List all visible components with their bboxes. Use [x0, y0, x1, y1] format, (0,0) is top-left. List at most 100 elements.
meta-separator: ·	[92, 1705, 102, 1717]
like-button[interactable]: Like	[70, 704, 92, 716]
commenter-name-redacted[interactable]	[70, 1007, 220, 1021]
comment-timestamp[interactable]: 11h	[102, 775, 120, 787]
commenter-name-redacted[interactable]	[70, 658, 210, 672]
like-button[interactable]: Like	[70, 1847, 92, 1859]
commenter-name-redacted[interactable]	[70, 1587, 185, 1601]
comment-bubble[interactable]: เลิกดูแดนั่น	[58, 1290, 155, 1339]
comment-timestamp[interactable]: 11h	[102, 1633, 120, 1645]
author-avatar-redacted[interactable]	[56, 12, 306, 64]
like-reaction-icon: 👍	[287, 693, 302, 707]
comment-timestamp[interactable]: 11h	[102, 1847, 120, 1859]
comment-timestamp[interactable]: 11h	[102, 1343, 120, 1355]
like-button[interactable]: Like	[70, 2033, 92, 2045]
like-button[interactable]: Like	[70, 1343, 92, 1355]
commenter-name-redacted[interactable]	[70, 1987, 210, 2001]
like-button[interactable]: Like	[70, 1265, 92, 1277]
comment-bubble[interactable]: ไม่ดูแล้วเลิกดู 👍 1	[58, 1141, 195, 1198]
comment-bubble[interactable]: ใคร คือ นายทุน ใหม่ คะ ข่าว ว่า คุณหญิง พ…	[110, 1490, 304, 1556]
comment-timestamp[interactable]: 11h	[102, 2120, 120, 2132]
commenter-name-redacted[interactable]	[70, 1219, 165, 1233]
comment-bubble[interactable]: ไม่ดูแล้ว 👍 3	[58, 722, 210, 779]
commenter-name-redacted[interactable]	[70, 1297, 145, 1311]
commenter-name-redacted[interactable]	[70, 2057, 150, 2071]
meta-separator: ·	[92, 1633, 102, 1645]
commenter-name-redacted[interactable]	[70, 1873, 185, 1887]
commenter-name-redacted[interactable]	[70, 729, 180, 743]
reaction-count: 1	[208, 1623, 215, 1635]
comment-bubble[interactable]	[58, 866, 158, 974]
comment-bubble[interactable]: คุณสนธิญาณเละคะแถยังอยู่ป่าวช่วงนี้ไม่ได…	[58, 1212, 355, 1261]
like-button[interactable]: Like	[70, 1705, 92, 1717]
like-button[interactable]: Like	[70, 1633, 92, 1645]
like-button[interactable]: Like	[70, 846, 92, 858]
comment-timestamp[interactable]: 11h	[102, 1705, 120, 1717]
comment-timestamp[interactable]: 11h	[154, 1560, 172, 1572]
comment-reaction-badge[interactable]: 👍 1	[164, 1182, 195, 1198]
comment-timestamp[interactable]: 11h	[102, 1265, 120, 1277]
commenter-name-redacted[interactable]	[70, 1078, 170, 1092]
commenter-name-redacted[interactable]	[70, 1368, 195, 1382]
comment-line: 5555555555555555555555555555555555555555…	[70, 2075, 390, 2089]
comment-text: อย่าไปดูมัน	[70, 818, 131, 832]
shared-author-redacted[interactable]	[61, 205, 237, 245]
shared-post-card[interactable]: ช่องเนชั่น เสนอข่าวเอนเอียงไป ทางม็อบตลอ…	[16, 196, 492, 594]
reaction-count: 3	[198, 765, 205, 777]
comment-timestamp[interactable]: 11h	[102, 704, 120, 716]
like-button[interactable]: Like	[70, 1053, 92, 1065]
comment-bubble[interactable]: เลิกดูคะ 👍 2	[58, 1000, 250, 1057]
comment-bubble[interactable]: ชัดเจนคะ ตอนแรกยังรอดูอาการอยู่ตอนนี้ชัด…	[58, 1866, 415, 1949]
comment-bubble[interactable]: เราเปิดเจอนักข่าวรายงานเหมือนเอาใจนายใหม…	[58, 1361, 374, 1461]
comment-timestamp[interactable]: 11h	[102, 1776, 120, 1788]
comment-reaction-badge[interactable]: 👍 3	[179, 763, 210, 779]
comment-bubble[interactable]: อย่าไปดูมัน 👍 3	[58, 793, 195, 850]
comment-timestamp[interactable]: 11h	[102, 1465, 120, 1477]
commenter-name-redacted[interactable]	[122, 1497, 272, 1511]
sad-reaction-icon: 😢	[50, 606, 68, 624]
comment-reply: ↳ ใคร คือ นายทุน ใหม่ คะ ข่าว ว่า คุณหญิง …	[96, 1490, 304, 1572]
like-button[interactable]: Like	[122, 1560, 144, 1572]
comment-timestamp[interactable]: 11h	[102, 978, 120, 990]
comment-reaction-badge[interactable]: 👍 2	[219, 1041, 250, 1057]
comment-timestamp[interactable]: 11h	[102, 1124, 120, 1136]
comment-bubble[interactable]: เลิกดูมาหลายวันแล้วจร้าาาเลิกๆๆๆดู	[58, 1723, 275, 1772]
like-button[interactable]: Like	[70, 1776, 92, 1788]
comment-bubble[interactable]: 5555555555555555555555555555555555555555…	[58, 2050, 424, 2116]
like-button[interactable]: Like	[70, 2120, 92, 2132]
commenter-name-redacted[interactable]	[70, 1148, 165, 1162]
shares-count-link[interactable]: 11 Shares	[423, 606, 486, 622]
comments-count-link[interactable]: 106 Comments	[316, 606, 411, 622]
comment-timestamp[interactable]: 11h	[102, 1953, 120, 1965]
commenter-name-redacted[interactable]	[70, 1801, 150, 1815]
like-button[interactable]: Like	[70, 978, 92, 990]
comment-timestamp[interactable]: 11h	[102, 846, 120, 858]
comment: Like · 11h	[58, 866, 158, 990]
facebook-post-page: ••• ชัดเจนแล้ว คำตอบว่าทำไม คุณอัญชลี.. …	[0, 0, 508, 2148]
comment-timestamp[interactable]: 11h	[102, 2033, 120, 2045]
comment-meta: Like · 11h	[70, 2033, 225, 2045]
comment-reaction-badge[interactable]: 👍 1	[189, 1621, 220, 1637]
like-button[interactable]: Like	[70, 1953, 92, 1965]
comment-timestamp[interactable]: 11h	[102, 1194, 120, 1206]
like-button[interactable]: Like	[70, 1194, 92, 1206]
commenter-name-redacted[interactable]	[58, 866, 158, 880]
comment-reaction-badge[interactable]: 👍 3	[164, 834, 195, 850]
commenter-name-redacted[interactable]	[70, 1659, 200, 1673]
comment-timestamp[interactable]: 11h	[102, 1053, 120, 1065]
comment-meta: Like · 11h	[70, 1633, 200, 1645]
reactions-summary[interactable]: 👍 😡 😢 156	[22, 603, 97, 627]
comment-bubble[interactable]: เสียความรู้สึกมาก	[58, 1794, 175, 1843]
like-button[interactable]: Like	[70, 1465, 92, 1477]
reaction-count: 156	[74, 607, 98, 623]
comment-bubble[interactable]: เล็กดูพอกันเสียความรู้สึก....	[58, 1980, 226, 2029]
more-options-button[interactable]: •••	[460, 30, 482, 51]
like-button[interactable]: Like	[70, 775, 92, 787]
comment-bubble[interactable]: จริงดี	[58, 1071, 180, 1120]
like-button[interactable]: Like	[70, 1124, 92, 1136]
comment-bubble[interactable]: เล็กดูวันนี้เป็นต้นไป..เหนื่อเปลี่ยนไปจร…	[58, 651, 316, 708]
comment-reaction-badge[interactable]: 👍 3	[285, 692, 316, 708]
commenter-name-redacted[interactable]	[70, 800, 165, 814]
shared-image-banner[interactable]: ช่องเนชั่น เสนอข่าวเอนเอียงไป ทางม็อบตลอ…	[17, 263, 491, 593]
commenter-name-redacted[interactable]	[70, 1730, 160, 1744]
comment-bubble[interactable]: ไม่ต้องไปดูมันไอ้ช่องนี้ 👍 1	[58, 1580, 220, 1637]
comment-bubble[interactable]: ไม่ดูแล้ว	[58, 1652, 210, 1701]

[Directive]: Rewrite the material above so that each "like-button" reads "react-button". Leave every other character unchanged.

[Complete answer]:
List all visible components with their bboxes. Use [x0, y0, x1, y1] format, (0,0) is top-left. List at most 100 elements.
meta-separator: ·	[92, 1705, 102, 1717]
react-button[interactable]: Like	[70, 704, 92, 716]
commenter-name-redacted[interactable]	[70, 1007, 220, 1021]
comment-timestamp[interactable]: 11h	[102, 775, 120, 787]
commenter-name-redacted[interactable]	[70, 658, 210, 672]
react-button[interactable]: Like	[70, 1847, 92, 1859]
commenter-name-redacted[interactable]	[70, 1587, 185, 1601]
comment-bubble[interactable]: เลิกดูแดนั่น	[58, 1290, 155, 1339]
comment-timestamp[interactable]: 11h	[102, 1633, 120, 1645]
author-avatar-redacted[interactable]	[56, 12, 306, 64]
like-reaction-icon: 👍	[287, 693, 302, 707]
comment-timestamp[interactable]: 11h	[102, 1847, 120, 1859]
comment-timestamp[interactable]: 11h	[102, 1343, 120, 1355]
react-button[interactable]: Like	[70, 2033, 92, 2045]
react-button[interactable]: Like	[70, 1343, 92, 1355]
commenter-name-redacted[interactable]	[70, 1987, 210, 2001]
react-button[interactable]: Like	[70, 1265, 92, 1277]
comment-bubble[interactable]: ไม่ดูแล้วเลิกดู 👍 1	[58, 1141, 195, 1198]
comment-bubble[interactable]: ใคร คือ นายทุน ใหม่ คะ ข่าว ว่า คุณหญิง พ…	[110, 1490, 304, 1556]
comment-timestamp[interactable]: 11h	[102, 2120, 120, 2132]
commenter-name-redacted[interactable]	[70, 1219, 165, 1233]
comment-bubble[interactable]: ไม่ดูแล้ว 👍 3	[58, 722, 210, 779]
commenter-name-redacted[interactable]	[70, 1297, 145, 1311]
commenter-name-redacted[interactable]	[70, 2057, 150, 2071]
meta-separator: ·	[92, 1633, 102, 1645]
commenter-name-redacted[interactable]	[70, 1873, 185, 1887]
commenter-name-redacted[interactable]	[70, 729, 180, 743]
reaction-count: 1	[208, 1623, 215, 1635]
comment-bubble[interactable]	[58, 866, 158, 974]
comment-bubble[interactable]: คุณสนธิญาณเละคะแถยังอยู่ป่าวช่วงนี้ไม่ได…	[58, 1212, 355, 1261]
react-button[interactable]: Like	[70, 1705, 92, 1717]
react-button[interactable]: Like	[70, 1633, 92, 1645]
react-button[interactable]: Like	[70, 846, 92, 858]
comment-timestamp[interactable]: 11h	[102, 1705, 120, 1717]
comment-timestamp[interactable]: 11h	[154, 1560, 172, 1572]
comment-reaction-badge[interactable]: 👍 1	[164, 1182, 195, 1198]
comment-timestamp[interactable]: 11h	[102, 1265, 120, 1277]
commenter-name-redacted[interactable]	[70, 1078, 170, 1092]
commenter-name-redacted[interactable]	[70, 1368, 195, 1382]
comment-line: 5555555555555555555555555555555555555555…	[70, 2075, 390, 2089]
comment-text: อย่าไปดูมัน	[70, 818, 131, 832]
shared-author-redacted[interactable]	[61, 205, 237, 245]
shared-post-card[interactable]: ช่องเนชั่น เสนอข่าวเอนเอียงไป ทางม็อบตลอ…	[16, 196, 492, 594]
reaction-count: 3	[198, 765, 205, 777]
comment-timestamp[interactable]: 11h	[102, 704, 120, 716]
react-button[interactable]: Like	[70, 1053, 92, 1065]
comment-bubble[interactable]: เลิกดูคะ 👍 2	[58, 1000, 250, 1057]
comment-bubble[interactable]: ชัดเจนคะ ตอนแรกยังรอดูอาการอยู่ตอนนี้ชัด…	[58, 1866, 415, 1949]
comment-bubble[interactable]: เราเปิดเจอนักข่าวรายงานเหมือนเอาใจนายใหม…	[58, 1361, 374, 1461]
comment-timestamp[interactable]: 11h	[102, 1776, 120, 1788]
comment-reaction-badge[interactable]: 👍 3	[179, 763, 210, 779]
comment-bubble[interactable]: อย่าไปดูมัน 👍 3	[58, 793, 195, 850]
comment-timestamp[interactable]: 11h	[102, 1465, 120, 1477]
commenter-name-redacted[interactable]	[122, 1497, 272, 1511]
sad-reaction-icon: 😢	[50, 606, 68, 624]
comment-reply: ↳ ใคร คือ นายทุน ใหม่ คะ ข่าว ว่า คุณหญิง …	[96, 1490, 304, 1572]
react-button[interactable]: Like	[122, 1560, 144, 1572]
comment-timestamp[interactable]: 11h	[102, 978, 120, 990]
comment-reaction-badge[interactable]: 👍 2	[219, 1041, 250, 1057]
comment-timestamp[interactable]: 11h	[102, 1124, 120, 1136]
comment-bubble[interactable]: เลิกดูมาหลายวันแล้วจร้าาาเลิกๆๆๆดู	[58, 1723, 275, 1772]
react-button[interactable]: Like	[70, 1776, 92, 1788]
comment-bubble[interactable]: 5555555555555555555555555555555555555555…	[58, 2050, 424, 2116]
react-button[interactable]: Like	[70, 2120, 92, 2132]
commenter-name-redacted[interactable]	[70, 1148, 165, 1162]
shares-count-link[interactable]: 11 Shares	[423, 606, 486, 622]
comments-count-link[interactable]: 106 Comments	[316, 606, 411, 622]
comment-timestamp[interactable]: 11h	[102, 1953, 120, 1965]
commenter-name-redacted[interactable]	[70, 1801, 150, 1815]
react-button[interactable]: Like	[70, 978, 92, 990]
comment-timestamp[interactable]: 11h	[102, 846, 120, 858]
comment: Like · 11h	[58, 866, 158, 990]
facebook-post-page: ••• ชัดเจนแล้ว คำตอบว่าทำไม คุณอัญชลี.. …	[0, 0, 508, 2148]
comment-timestamp[interactable]: 11h	[102, 2033, 120, 2045]
comment-meta: Like · 11h	[70, 2033, 225, 2045]
comment-reaction-badge[interactable]: 👍 1	[189, 1621, 220, 1637]
react-button[interactable]: Like	[70, 1953, 92, 1965]
comment-timestamp[interactable]: 11h	[102, 1194, 120, 1206]
react-button[interactable]: Like	[70, 1194, 92, 1206]
commenter-name-redacted[interactable]	[58, 866, 158, 880]
comment-reaction-badge[interactable]: 👍 3	[164, 834, 195, 850]
commenter-name-redacted[interactable]	[70, 1659, 200, 1673]
comment-timestamp[interactable]: 11h	[102, 1053, 120, 1065]
comment-meta: Like · 11h	[70, 1633, 200, 1645]
reactions-summary[interactable]: 👍 😡 😢 156	[22, 603, 97, 627]
comment-bubble[interactable]: เสียความรู้สึกมาก	[58, 1794, 175, 1843]
react-button[interactable]: Like	[70, 1465, 92, 1477]
reaction-count: 156	[74, 607, 98, 623]
comment-bubble[interactable]: เล็กดูพอกันเสียความรู้สึก....	[58, 1980, 226, 2029]
more-options-button[interactable]: •••	[460, 30, 482, 51]
react-button[interactable]: Like	[70, 775, 92, 787]
comment-bubble[interactable]: จริงดี	[58, 1071, 180, 1120]
react-button[interactable]: Like	[70, 1124, 92, 1136]
comment-bubble[interactable]: เล็กดูวันนี้เป็นต้นไป..เหนื่อเปลี่ยนไปจร…	[58, 651, 316, 708]
comment-reaction-badge[interactable]: 👍 3	[285, 692, 316, 708]
commenter-name-redacted[interactable]	[70, 800, 165, 814]
shared-image-banner[interactable]: ช่องเนชั่น เสนอข่าวเอนเอียงไป ทางม็อบตลอ…	[17, 263, 491, 593]
commenter-name-redacted[interactable]	[70, 1730, 160, 1744]
comment-bubble[interactable]: ไม่ต้องไปดูมันไอ้ช่องนี้ 👍 1	[58, 1580, 220, 1637]
comment-bubble[interactable]: ไม่ดูแล้ว	[58, 1652, 210, 1701]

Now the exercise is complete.